[What you have to do] Word for word, set down the records and skip each picture.

══ Material for this task

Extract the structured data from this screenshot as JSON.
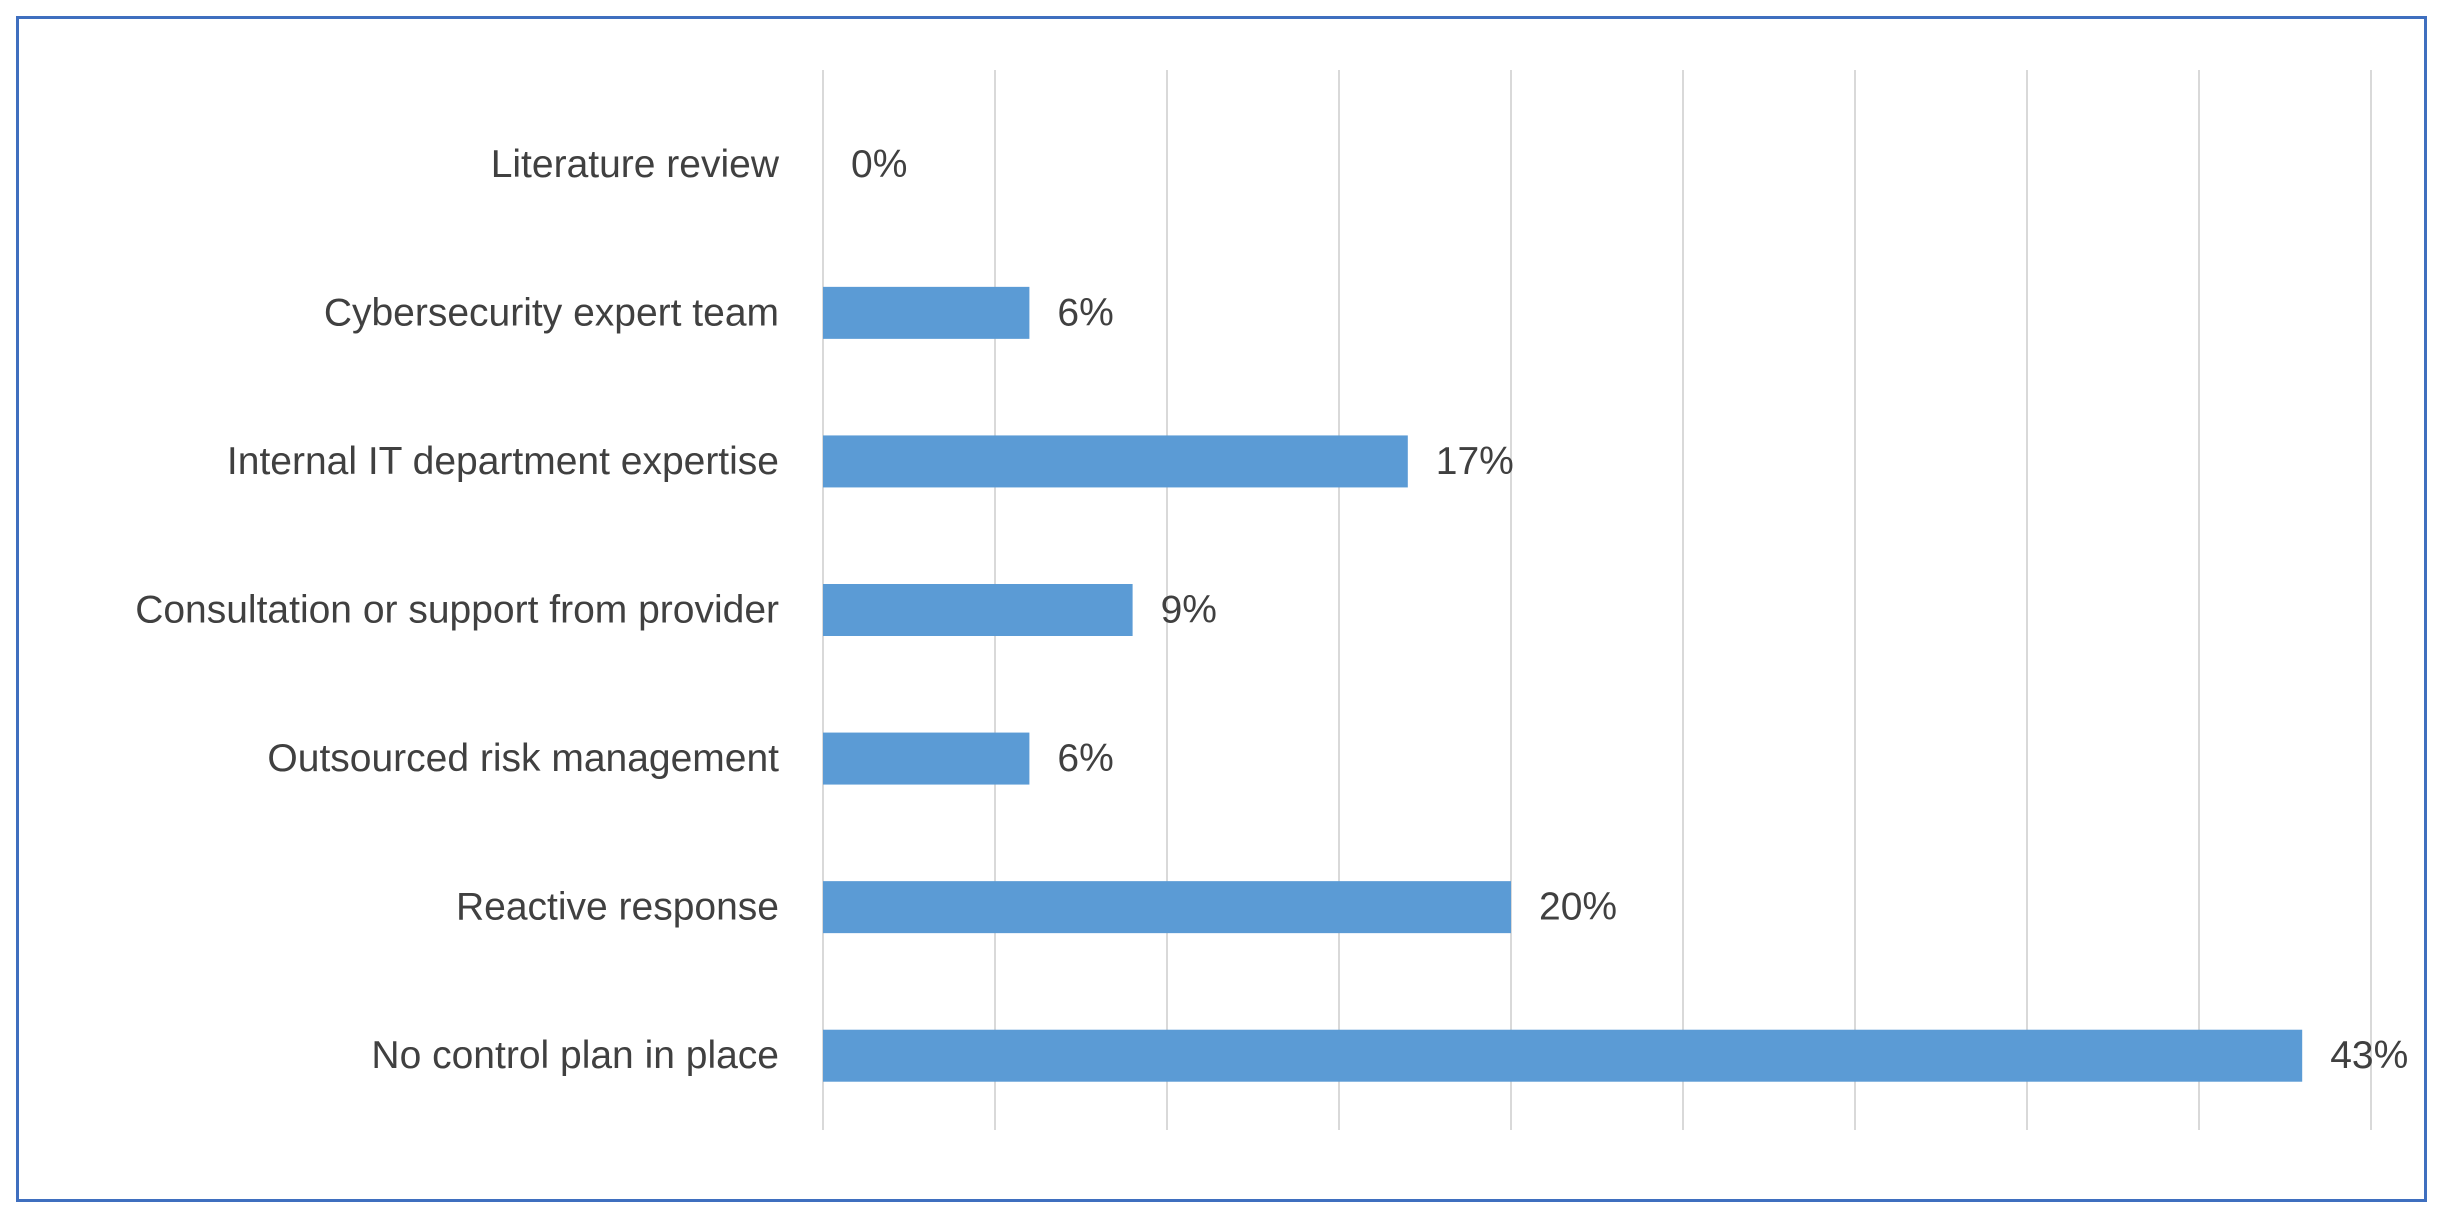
{
  "chart_data": {
    "type": "bar",
    "orientation": "horizontal",
    "categories": [
      "Literature review",
      "Cybersecurity expert team",
      "Internal IT department expertise",
      "Consultation or support from provider",
      "Outsourced risk management",
      "Reactive response",
      "No control plan in place"
    ],
    "values": [
      0,
      6,
      17,
      9,
      6,
      20,
      43
    ],
    "value_labels": [
      "0%",
      "6%",
      "17%",
      "9%",
      "6%",
      "20%",
      "43%"
    ],
    "unit": "%",
    "xlim": [
      0,
      45
    ],
    "grid": true,
    "bar_color": "#5b9bd5"
  }
}
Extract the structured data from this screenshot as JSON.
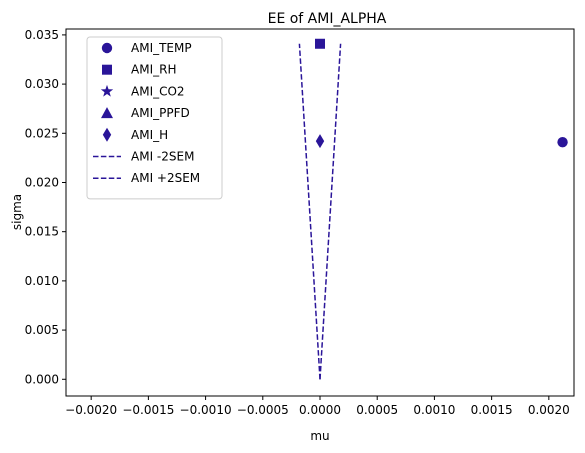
{
  "chart_data": {
    "type": "scatter",
    "title": "EE of AMI_ALPHA",
    "xlabel": "mu",
    "ylabel": "sigma",
    "xlim": [
      -0.00222,
      0.00222
    ],
    "ylim": [
      -0.0017,
      0.0356
    ],
    "x_ticks": [
      -0.002,
      -0.0015,
      -0.001,
      -0.0005,
      0.0,
      0.0005,
      0.001,
      0.0015,
      0.002
    ],
    "x_tick_labels": [
      "−0.0020",
      "−0.0015",
      "−0.0010",
      "−0.0005",
      "0.0000",
      "0.0005",
      "0.0010",
      "0.0015",
      "0.0020"
    ],
    "y_ticks": [
      0.0,
      0.005,
      0.01,
      0.015,
      0.02,
      0.025,
      0.03,
      0.035
    ],
    "y_tick_labels": [
      "0.000",
      "0.005",
      "0.010",
      "0.015",
      "0.020",
      "0.025",
      "0.030",
      "0.035"
    ],
    "grid": false,
    "legend_position": "upper-left",
    "color": "#2a1599",
    "points": [
      {
        "name": "AMI_TEMP",
        "marker": "circle",
        "x": 0.00212,
        "y": 0.0241
      },
      {
        "name": "AMI_RH",
        "marker": "square",
        "x": 0.0,
        "y": 0.0341
      },
      {
        "name": "AMI_CO2",
        "marker": "star",
        "x": null,
        "y": null
      },
      {
        "name": "AMI_PPFD",
        "marker": "triangle",
        "x": null,
        "y": null
      },
      {
        "name": "AMI_H",
        "marker": "diamond",
        "x": 0.0,
        "y": 0.0242
      }
    ],
    "lines": [
      {
        "name": "AMI -2SEM",
        "style": "dashed",
        "x": [
          0.0,
          -0.00018
        ],
        "y": [
          0.0,
          0.0341
        ]
      },
      {
        "name": "AMI +2SEM",
        "style": "dashed",
        "x": [
          0.0,
          0.00018
        ],
        "y": [
          0.0,
          0.0341
        ]
      }
    ]
  }
}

════

[Exercise output]
Extract the structured data from this screenshot as JSON.
{
  "chart_data": {
    "type": "bar",
    "orientation": "horizontal",
    "categories": [
      "Literature review",
      "Cybersecurity expert team",
      "Internal IT department expertise",
      "Consultation or support from provider",
      "Outsourced risk management",
      "Reactive response",
      "No control plan in place"
    ],
    "values": [
      0,
      6,
      17,
      9,
      6,
      20,
      43
    ],
    "value_labels": [
      "0%",
      "6%",
      "17%",
      "9%",
      "6%",
      "20%",
      "43%"
    ],
    "unit": "%",
    "xlim": [
      0,
      45
    ],
    "grid": true,
    "bar_color": "#5b9bd5"
  }
}
Extract the structured data from this screenshot as JSON.
{
  "chart_data": {
    "type": "scatter",
    "title": "EE of AMI_ALPHA",
    "xlabel": "mu",
    "ylabel": "sigma",
    "xlim": [
      -0.00222,
      0.00222
    ],
    "ylim": [
      -0.0017,
      0.0356
    ],
    "x_ticks": [
      -0.002,
      -0.0015,
      -0.001,
      -0.0005,
      0.0,
      0.0005,
      0.001,
      0.0015,
      0.002
    ],
    "x_tick_labels": [
      "−0.0020",
      "−0.0015",
      "−0.0010",
      "−0.0005",
      "0.0000",
      "0.0005",
      "0.0010",
      "0.0015",
      "0.0020"
    ],
    "y_ticks": [
      0.0,
      0.005,
      0.01,
      0.015,
      0.02,
      0.025,
      0.03,
      0.035
    ],
    "y_tick_labels": [
      "0.000",
      "0.005",
      "0.010",
      "0.015",
      "0.020",
      "0.025",
      "0.030",
      "0.035"
    ],
    "grid": false,
    "legend_position": "upper-left",
    "color": "#2a1599",
    "points": [
      {
        "name": "AMI_TEMP",
        "marker": "circle",
        "x": 0.00212,
        "y": 0.0241
      },
      {
        "name": "AMI_RH",
        "marker": "square",
        "x": 0.0,
        "y": 0.0341
      },
      {
        "name": "AMI_CO2",
        "marker": "star",
        "x": null,
        "y": null
      },
      {
        "name": "AMI_PPFD",
        "marker": "triangle",
        "x": null,
        "y": null
      },
      {
        "name": "AMI_H",
        "marker": "diamond",
        "x": 0.0,
        "y": 0.0242
      }
    ],
    "lines": [
      {
        "name": "AMI -2SEM",
        "style": "dashed",
        "x": [
          0.0,
          -0.00018
        ],
        "y": [
          0.0,
          0.0341
        ]
      },
      {
        "name": "AMI +2SEM",
        "style": "dashed",
        "x": [
          0.0,
          0.00018
        ],
        "y": [
          0.0,
          0.0341
        ]
      }
    ]
  }
}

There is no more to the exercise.